# I'm Sorry I Couldn't Save You Elijah



## ksaxton (Apr 20, 2014)

This is my first rat to pass over the bridge. I only had him a few hours, but I am still heartbroken. Elijah and his cage mate Tuck were owner by a horrid teen who didn't want them anymore, and didn't care about them. I tried for days to get them from her, she was uncooperative and I had to give up. On Tuesday someone contacted me and said they had managed to get the boys after all. The plan was to take them to a rat rescue. When I picked the boys up I was not prepared for what I found. Elijah was literally skin and bones, and on the brink of death. He could barely move or keep his eyes open, but he was clinging to life. I did whatever I could for him, but it was too late and this morning he passed over the bridge. Goodbye sweet boy, I wish you had gotten to stay longer and experience real love. I'll never forget you <3


----------



## Sabatea (Aug 23, 2014)

* * *

TO BE DONE ▸ Can you transcribe the whole forum thread above about Elijah, the rescued rat, word for word? The entries below aren't needed.

* * *

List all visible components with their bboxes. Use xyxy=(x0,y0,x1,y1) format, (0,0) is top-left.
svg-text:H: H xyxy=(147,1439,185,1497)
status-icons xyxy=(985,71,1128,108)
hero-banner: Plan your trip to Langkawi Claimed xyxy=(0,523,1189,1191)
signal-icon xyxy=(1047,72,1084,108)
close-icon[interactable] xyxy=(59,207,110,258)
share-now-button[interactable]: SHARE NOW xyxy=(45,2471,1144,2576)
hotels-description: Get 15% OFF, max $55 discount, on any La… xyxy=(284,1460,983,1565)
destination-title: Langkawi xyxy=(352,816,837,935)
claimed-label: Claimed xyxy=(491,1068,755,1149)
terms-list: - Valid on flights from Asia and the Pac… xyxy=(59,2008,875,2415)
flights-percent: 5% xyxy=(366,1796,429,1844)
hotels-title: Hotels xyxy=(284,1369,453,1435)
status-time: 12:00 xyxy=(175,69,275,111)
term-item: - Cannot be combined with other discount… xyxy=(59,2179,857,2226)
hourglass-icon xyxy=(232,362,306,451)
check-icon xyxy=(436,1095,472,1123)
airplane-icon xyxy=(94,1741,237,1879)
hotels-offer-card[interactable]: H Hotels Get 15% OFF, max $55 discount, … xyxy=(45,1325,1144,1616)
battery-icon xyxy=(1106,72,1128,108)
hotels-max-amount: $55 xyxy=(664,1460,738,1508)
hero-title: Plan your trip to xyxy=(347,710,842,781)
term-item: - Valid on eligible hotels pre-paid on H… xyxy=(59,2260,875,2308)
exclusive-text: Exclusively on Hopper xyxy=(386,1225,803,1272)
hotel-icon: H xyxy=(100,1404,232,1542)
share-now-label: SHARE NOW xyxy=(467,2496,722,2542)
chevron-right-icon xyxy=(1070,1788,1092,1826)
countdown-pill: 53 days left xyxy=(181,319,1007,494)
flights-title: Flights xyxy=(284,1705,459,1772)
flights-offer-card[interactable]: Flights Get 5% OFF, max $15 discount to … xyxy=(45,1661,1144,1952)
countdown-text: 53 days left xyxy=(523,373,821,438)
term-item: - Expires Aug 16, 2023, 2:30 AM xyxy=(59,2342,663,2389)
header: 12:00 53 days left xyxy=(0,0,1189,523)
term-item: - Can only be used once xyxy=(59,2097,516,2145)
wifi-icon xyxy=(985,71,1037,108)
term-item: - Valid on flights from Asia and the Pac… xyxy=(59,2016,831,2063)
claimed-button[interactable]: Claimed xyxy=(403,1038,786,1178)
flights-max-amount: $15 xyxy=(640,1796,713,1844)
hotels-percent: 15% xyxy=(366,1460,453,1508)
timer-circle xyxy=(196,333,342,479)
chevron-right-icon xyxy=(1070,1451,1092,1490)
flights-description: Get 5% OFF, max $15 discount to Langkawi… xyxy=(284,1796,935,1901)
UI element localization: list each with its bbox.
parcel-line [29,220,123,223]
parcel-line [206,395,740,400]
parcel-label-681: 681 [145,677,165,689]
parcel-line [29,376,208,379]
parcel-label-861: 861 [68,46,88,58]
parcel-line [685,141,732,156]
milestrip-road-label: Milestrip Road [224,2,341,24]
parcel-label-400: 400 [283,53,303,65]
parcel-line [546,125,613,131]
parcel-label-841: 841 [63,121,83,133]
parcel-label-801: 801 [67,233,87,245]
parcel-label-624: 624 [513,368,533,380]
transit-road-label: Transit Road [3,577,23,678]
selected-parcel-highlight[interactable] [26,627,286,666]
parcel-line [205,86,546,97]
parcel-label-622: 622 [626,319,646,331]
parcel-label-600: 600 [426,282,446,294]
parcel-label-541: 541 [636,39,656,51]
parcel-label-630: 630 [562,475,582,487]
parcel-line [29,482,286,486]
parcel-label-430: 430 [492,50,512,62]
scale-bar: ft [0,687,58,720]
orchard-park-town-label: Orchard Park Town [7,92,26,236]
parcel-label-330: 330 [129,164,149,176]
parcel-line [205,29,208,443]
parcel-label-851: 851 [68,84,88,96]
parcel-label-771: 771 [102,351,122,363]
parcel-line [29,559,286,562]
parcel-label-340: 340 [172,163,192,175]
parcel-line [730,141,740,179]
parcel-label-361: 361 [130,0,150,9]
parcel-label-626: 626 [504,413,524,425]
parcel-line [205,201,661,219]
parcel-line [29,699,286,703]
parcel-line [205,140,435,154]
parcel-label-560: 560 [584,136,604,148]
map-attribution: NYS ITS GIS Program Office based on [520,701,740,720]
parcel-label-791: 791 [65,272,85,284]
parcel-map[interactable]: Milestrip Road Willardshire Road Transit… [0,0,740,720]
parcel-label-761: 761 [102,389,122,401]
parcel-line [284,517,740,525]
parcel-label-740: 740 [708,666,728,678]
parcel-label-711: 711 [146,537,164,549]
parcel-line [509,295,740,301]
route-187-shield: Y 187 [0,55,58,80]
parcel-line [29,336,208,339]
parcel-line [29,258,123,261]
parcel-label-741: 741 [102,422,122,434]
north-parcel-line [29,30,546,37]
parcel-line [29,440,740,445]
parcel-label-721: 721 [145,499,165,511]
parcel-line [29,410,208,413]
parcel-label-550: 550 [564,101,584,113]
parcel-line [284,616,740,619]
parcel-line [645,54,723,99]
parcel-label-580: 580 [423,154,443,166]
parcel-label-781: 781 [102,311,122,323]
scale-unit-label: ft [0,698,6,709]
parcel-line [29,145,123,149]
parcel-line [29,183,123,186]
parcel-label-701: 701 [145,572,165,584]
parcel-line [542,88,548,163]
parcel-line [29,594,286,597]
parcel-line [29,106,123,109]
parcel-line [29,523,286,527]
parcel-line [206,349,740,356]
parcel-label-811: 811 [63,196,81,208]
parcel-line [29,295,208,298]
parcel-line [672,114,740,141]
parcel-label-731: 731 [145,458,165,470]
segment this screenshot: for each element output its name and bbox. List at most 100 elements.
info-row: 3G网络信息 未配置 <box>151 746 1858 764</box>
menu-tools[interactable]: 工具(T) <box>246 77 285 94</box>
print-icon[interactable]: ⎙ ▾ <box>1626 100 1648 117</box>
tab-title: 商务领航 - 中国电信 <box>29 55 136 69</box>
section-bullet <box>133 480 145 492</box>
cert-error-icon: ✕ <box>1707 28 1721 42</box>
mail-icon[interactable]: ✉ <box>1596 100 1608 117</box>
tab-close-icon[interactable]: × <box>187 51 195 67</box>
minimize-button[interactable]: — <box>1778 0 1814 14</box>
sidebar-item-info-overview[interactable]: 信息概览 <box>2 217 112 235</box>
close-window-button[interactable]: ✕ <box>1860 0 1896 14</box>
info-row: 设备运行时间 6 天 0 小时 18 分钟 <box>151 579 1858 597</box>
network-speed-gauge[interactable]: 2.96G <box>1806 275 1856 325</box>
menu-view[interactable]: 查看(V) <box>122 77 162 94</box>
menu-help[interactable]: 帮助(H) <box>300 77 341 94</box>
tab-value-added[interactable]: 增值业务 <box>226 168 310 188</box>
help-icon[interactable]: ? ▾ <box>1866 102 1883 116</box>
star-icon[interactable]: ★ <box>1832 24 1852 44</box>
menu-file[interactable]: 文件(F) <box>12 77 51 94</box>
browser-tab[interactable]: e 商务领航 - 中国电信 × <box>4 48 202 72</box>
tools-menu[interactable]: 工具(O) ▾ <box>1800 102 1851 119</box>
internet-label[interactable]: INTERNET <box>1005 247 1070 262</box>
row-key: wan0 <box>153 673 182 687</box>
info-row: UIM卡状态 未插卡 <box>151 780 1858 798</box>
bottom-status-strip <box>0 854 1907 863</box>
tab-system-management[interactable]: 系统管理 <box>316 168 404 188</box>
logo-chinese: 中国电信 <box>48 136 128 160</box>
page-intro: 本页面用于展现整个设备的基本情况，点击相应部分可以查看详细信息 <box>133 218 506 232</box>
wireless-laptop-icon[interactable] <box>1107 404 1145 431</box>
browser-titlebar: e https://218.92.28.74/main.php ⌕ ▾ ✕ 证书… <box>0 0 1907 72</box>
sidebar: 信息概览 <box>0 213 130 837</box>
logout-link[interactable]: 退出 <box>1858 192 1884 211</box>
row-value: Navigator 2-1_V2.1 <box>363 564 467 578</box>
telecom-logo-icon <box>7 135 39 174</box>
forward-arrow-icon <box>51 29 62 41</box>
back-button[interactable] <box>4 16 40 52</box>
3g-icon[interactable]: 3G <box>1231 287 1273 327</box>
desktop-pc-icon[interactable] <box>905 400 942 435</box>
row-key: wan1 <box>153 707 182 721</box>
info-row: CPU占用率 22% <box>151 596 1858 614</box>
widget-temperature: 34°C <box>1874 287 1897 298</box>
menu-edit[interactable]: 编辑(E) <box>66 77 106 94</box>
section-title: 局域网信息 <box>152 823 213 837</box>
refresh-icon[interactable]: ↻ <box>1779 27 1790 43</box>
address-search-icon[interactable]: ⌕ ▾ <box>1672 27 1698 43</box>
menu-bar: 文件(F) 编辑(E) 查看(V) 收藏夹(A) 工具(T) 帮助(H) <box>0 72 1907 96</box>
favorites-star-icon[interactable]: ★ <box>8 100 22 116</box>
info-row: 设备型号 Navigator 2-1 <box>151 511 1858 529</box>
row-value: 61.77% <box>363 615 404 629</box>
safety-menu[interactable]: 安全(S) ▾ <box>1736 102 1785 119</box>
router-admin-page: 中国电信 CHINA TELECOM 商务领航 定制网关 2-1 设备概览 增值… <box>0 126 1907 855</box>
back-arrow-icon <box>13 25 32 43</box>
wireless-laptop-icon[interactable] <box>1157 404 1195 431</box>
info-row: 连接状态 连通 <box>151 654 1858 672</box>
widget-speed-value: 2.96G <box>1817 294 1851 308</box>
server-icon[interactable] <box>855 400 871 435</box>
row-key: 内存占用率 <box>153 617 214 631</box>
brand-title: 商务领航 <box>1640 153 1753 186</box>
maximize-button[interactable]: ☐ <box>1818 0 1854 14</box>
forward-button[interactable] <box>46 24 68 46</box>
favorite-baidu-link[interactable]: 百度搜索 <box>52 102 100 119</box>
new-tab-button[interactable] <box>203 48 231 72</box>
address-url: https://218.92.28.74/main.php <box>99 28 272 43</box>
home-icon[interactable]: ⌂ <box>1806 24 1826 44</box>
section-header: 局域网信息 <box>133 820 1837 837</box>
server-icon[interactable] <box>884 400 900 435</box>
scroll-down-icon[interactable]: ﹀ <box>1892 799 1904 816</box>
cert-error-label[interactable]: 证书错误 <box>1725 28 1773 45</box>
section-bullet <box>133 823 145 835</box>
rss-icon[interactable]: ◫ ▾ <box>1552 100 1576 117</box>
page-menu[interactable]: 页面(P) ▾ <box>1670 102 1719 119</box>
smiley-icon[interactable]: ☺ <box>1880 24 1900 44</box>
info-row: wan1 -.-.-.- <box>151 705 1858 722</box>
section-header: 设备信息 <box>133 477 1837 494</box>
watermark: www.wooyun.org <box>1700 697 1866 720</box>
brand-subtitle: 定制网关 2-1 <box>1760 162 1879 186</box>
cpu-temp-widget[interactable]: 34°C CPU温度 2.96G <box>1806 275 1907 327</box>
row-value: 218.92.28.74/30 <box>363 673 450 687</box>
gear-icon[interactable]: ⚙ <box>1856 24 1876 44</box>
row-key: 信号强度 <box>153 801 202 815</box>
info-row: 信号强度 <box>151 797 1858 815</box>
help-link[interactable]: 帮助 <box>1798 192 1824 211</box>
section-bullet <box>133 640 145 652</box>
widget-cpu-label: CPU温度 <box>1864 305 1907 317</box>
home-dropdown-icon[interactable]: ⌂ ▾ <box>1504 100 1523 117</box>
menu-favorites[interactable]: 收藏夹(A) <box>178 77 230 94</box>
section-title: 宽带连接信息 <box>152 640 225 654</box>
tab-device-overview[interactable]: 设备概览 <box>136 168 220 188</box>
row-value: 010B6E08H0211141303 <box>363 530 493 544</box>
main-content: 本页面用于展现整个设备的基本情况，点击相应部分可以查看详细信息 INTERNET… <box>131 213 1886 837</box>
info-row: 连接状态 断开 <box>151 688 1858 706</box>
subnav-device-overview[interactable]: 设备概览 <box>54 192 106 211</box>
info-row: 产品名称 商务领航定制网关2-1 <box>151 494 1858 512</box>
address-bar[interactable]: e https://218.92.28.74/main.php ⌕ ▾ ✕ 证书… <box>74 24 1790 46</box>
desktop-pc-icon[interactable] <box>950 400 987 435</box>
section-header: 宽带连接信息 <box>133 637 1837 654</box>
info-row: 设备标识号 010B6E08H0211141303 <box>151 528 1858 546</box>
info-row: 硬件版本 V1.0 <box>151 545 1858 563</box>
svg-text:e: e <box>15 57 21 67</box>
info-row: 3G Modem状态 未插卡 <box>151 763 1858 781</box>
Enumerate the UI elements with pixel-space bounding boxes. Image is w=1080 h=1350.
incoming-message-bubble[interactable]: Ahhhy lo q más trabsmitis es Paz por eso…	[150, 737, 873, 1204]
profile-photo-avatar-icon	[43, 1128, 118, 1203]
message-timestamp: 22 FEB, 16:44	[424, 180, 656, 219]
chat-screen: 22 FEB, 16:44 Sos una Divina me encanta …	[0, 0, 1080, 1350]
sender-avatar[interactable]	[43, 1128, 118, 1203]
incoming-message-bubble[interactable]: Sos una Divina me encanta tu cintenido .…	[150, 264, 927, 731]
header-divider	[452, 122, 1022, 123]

* * *

RESPONSE BELOW ▸
# I'm Sorry I Couldn't Save You Elijah



## ksaxton (Apr 20, 2014)

This is my first rat to pass over the bridge. I only had him a few hours, but I am still heartbroken. Elijah and his cage mate Tuck were owner by a horrid teen who didn't want them anymore, and didn't care about them. I tried for days to get them from her, she was uncooperative and I had to give up. On Tuesday someone contacted me and said they had managed to get the boys after all. The plan was to take them to a rat rescue. When I picked the boys up I was not prepared for what I found. Elijah was literally skin and bones, and on the brink of death. He could barely move or keep his eyes open, but he was clinging to life. I did whatever I could for him, but it was too late and this morning he passed over the bridge. Goodbye sweet boy, I wish you had gotten to stay longer and experience real love. I'll never forget you <3


----------



## Sabatea (Aug 23, 2014)